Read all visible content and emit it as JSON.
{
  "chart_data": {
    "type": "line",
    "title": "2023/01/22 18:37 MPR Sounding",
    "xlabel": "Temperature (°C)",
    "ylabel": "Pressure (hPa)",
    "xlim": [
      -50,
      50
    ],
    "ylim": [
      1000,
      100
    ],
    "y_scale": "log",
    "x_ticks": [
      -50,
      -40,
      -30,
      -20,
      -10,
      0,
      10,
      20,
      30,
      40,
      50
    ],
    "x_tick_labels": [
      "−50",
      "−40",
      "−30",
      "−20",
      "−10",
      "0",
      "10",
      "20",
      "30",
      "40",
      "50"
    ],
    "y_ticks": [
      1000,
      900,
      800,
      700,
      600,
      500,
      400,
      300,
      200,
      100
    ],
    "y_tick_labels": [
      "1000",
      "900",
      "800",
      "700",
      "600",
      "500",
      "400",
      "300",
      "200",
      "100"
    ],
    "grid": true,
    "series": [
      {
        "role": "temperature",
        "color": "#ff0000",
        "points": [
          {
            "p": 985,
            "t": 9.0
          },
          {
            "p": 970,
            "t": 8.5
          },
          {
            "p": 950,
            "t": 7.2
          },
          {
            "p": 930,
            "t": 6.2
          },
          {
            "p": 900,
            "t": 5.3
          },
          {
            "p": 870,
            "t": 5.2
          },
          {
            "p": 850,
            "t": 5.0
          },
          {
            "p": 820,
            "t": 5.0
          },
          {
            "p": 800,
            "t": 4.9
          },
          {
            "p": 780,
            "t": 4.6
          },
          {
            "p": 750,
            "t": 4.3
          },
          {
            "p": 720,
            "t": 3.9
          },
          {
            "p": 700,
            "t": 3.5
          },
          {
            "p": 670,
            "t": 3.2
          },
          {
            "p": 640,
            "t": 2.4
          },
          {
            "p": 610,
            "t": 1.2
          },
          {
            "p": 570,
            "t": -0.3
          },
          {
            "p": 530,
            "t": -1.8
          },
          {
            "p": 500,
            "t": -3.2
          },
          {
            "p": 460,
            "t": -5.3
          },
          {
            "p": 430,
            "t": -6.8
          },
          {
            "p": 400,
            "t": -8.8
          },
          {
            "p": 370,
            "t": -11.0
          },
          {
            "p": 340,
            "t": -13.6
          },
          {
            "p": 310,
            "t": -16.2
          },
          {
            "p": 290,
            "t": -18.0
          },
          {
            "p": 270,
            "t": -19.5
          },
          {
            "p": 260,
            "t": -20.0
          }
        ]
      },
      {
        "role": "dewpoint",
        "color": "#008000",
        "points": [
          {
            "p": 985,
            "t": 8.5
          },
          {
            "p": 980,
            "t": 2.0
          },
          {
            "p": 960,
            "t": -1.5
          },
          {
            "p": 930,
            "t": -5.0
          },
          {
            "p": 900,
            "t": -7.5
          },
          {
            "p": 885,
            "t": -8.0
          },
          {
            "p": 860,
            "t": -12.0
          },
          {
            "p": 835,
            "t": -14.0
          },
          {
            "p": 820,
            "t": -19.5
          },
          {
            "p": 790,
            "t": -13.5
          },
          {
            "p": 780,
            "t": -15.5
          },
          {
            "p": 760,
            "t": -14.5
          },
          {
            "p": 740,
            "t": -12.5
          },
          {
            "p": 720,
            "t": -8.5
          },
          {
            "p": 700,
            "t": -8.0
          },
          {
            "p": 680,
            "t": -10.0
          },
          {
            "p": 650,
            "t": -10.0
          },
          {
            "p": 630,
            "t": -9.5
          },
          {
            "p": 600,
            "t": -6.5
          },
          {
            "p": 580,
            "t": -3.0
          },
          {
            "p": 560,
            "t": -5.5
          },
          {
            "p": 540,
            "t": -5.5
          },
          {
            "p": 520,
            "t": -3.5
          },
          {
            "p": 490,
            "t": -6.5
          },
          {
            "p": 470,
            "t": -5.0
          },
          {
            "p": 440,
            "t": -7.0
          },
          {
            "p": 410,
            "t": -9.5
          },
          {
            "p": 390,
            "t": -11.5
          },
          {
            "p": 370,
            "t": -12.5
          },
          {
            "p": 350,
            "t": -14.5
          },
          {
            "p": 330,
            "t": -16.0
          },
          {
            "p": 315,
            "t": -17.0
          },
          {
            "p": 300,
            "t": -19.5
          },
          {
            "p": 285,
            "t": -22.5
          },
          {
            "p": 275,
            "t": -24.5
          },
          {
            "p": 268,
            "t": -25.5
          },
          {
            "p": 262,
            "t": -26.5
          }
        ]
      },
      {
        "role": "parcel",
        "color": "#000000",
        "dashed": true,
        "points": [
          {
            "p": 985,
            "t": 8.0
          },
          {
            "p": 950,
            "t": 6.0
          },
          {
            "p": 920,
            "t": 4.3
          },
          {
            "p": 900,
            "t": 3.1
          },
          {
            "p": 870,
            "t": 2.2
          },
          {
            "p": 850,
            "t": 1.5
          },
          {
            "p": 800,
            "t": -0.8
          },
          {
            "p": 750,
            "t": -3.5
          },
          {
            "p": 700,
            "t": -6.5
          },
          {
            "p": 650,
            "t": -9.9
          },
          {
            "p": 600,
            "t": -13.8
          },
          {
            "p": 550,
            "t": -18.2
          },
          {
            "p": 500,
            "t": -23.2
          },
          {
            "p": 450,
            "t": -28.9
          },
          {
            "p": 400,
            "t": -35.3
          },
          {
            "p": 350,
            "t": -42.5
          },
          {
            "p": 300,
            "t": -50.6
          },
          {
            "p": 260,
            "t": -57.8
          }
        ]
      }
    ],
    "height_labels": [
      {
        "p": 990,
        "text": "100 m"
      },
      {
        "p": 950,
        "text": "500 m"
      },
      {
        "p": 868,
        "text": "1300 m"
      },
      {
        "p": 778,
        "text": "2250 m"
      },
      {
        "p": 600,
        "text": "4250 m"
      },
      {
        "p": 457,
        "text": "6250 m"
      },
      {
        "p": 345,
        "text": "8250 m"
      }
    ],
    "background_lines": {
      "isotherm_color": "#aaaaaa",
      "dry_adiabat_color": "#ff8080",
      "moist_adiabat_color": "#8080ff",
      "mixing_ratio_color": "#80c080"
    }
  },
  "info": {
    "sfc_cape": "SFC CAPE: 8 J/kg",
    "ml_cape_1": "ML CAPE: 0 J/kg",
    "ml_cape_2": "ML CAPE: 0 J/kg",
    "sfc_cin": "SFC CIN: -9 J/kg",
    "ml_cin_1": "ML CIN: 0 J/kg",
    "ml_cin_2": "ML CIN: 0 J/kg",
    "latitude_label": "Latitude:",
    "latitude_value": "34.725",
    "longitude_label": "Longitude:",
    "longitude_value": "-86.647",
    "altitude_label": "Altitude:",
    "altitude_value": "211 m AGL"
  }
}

+++

| THE EXERCISE |
Take each line containing the string "CAPE" and copy it out.

| OUTPUT BELOW |
    "sfc_cape": "SFC CAPE: 8 J/kg",
    "ml_cape_1": "ML CAPE: 0 J/kg",
    "ml_cape_2": "ML CAPE: 0 J/kg",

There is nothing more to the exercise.